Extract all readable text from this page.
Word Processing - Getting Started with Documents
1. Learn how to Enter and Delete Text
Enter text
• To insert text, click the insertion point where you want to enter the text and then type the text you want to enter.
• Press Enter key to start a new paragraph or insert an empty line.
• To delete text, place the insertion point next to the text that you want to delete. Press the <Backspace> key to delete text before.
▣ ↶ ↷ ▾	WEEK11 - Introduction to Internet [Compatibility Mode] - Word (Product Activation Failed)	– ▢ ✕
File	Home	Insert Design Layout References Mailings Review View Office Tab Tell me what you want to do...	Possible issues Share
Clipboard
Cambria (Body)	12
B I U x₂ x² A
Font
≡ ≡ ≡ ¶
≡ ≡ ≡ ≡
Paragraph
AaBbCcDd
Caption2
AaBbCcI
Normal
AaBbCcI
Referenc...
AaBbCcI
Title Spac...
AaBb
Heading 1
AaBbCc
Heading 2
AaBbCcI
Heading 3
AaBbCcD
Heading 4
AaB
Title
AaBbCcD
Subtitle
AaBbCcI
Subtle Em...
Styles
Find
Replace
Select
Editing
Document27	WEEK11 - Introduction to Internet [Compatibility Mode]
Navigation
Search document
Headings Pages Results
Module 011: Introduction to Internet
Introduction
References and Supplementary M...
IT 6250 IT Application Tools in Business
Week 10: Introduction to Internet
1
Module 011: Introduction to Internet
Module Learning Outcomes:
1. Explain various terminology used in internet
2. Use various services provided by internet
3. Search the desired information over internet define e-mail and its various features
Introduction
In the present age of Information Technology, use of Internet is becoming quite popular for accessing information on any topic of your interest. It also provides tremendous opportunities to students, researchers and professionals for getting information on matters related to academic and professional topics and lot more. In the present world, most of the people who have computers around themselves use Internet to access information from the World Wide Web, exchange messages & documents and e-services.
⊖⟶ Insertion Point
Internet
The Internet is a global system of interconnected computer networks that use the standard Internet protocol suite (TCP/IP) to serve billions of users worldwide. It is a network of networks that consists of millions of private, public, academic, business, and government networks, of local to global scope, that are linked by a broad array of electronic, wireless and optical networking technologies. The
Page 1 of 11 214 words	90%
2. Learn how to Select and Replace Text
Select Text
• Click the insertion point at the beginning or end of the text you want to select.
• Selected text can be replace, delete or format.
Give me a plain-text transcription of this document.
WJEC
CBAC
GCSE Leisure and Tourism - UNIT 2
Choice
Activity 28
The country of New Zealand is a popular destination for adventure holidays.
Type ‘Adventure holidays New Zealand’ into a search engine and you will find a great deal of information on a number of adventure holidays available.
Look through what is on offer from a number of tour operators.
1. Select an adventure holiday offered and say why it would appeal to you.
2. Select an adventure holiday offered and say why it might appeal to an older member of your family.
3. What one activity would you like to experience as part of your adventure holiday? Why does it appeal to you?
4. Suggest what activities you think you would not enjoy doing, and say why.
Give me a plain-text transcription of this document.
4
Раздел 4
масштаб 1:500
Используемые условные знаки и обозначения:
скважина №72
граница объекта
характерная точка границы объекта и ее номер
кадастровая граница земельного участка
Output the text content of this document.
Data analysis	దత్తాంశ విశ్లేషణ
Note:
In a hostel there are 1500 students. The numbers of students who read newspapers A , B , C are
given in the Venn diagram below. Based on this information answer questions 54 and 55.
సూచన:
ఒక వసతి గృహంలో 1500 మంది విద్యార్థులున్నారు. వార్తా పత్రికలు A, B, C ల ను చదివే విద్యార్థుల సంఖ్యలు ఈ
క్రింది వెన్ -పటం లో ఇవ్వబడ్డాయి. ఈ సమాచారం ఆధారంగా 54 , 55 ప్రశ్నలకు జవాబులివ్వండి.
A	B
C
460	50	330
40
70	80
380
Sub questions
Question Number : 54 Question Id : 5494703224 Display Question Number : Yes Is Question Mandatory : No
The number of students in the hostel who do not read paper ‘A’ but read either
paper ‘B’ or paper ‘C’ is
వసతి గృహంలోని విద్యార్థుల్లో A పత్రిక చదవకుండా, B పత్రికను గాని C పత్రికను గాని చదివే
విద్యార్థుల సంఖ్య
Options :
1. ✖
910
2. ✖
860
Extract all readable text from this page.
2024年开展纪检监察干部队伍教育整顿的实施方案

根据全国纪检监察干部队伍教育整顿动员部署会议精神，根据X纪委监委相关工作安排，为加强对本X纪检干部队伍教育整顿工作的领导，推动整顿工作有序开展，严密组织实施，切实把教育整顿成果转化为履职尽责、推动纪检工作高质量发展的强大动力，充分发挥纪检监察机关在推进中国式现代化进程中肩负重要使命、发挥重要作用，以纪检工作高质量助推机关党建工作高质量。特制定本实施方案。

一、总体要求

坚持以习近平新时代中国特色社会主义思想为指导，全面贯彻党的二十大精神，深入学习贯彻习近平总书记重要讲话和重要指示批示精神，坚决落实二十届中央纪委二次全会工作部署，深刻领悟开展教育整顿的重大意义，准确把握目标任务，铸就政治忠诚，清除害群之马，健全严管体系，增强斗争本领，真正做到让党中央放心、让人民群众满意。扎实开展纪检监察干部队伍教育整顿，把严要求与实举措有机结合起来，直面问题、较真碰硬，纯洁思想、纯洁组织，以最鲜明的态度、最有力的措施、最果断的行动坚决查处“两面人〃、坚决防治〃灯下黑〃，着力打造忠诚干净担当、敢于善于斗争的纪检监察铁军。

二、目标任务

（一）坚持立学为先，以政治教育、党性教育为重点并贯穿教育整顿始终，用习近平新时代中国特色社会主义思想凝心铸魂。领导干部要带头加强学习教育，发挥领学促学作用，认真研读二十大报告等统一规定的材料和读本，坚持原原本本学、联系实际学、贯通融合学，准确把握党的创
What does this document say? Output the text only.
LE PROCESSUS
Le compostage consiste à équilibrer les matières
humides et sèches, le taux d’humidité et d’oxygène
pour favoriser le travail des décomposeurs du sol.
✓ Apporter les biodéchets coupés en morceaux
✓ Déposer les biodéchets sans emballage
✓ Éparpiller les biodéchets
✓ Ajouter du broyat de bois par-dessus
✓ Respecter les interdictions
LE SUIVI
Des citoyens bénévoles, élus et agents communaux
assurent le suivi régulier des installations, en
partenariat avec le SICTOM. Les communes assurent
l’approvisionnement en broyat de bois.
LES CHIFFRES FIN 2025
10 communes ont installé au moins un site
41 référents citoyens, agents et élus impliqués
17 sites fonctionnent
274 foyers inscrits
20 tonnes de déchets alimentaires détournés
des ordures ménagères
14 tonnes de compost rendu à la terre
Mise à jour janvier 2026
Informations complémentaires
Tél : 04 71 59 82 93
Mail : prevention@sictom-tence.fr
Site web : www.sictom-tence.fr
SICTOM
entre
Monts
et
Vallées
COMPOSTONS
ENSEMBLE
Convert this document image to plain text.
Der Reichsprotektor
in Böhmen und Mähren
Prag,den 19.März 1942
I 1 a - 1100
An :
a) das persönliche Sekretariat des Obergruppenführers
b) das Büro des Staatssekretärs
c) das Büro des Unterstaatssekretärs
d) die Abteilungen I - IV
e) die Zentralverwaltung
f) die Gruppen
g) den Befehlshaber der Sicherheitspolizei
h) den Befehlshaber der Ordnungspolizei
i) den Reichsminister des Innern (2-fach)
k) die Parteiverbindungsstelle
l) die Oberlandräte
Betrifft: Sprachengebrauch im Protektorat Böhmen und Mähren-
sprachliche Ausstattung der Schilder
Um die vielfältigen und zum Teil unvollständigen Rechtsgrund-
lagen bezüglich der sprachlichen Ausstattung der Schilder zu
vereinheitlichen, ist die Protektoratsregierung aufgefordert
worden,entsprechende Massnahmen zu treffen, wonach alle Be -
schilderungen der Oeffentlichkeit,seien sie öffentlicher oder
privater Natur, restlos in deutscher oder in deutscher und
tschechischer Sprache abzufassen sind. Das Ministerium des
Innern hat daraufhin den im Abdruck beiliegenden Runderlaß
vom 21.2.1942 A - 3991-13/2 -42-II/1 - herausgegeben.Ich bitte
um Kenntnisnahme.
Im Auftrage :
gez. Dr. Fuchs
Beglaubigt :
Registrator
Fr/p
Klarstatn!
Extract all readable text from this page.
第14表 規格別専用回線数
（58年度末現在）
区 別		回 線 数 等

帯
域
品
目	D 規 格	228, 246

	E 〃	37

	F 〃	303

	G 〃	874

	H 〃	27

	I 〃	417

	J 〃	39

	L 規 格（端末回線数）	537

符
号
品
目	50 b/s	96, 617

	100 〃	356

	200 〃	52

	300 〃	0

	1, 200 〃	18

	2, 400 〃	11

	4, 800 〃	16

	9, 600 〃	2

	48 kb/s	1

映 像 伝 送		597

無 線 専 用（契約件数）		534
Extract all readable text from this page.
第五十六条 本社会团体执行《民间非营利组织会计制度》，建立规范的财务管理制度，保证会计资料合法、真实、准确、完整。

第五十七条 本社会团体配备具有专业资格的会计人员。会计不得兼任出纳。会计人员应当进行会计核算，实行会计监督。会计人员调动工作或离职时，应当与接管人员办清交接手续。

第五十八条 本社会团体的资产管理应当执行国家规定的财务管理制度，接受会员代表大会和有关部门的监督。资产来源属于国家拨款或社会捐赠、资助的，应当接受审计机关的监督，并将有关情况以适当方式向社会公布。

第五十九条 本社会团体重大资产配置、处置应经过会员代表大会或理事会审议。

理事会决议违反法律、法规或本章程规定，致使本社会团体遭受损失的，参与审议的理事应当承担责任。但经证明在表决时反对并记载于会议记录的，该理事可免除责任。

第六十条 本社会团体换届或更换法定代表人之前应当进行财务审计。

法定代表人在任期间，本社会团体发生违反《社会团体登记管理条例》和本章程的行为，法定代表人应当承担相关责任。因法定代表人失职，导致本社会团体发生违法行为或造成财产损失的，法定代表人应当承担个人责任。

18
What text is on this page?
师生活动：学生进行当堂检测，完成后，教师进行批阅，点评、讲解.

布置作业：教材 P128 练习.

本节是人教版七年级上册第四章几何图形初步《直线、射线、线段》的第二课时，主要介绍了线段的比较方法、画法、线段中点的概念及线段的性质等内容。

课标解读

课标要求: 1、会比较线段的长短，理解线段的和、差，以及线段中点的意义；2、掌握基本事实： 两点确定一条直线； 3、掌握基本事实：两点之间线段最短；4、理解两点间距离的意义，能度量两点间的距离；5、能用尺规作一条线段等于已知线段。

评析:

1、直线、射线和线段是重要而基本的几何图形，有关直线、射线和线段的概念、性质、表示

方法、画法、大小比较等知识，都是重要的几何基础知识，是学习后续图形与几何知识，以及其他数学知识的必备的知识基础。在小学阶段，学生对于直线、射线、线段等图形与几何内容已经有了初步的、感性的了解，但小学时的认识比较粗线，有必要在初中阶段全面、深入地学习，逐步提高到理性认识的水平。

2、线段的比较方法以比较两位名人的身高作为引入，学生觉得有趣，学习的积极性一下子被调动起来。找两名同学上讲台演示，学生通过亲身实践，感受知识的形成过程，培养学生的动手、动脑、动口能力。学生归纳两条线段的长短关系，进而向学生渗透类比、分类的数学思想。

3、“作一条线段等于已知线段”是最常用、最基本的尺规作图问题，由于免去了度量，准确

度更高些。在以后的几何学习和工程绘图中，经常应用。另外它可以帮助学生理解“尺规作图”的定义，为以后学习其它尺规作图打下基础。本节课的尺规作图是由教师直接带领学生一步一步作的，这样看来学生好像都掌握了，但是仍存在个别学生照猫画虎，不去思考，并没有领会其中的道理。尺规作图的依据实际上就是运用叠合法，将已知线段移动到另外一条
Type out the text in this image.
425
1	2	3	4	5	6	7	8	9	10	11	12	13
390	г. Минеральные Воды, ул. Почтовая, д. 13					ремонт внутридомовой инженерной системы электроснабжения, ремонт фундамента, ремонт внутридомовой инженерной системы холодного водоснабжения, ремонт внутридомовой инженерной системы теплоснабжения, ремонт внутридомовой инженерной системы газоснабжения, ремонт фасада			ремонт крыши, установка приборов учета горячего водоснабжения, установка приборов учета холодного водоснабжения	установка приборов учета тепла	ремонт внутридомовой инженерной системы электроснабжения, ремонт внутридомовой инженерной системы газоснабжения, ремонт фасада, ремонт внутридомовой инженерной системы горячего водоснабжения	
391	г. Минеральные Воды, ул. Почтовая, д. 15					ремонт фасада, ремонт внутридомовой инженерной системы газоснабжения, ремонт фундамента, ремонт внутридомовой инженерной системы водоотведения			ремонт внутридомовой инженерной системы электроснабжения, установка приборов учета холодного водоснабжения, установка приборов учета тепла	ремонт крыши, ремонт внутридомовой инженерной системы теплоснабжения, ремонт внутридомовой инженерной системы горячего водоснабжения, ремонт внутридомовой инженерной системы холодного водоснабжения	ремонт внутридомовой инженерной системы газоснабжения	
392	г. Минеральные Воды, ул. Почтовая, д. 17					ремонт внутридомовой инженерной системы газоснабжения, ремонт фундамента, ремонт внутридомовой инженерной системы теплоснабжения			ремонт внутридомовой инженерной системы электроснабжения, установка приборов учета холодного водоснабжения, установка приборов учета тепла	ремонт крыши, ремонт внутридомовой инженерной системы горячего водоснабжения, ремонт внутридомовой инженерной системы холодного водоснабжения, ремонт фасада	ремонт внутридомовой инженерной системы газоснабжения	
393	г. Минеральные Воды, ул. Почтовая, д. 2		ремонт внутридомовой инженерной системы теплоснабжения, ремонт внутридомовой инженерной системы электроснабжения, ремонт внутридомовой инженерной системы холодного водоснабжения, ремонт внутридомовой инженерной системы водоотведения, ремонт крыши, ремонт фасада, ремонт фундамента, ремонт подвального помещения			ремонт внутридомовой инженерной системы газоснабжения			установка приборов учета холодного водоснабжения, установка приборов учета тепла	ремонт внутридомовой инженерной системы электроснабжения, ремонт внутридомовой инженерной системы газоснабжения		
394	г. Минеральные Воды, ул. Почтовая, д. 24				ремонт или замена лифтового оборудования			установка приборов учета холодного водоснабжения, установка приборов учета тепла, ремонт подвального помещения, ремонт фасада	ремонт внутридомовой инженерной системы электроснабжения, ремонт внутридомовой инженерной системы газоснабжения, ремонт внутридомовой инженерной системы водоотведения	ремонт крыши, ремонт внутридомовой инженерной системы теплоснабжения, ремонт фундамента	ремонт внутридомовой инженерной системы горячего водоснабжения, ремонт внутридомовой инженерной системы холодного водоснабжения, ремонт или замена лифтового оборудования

**WHAT THE EXERCISE ASKS**. Determine how many lines in the listing above hold the word "broyat", answering with the number only.

**SOLUTION TO THIS TASK**. 2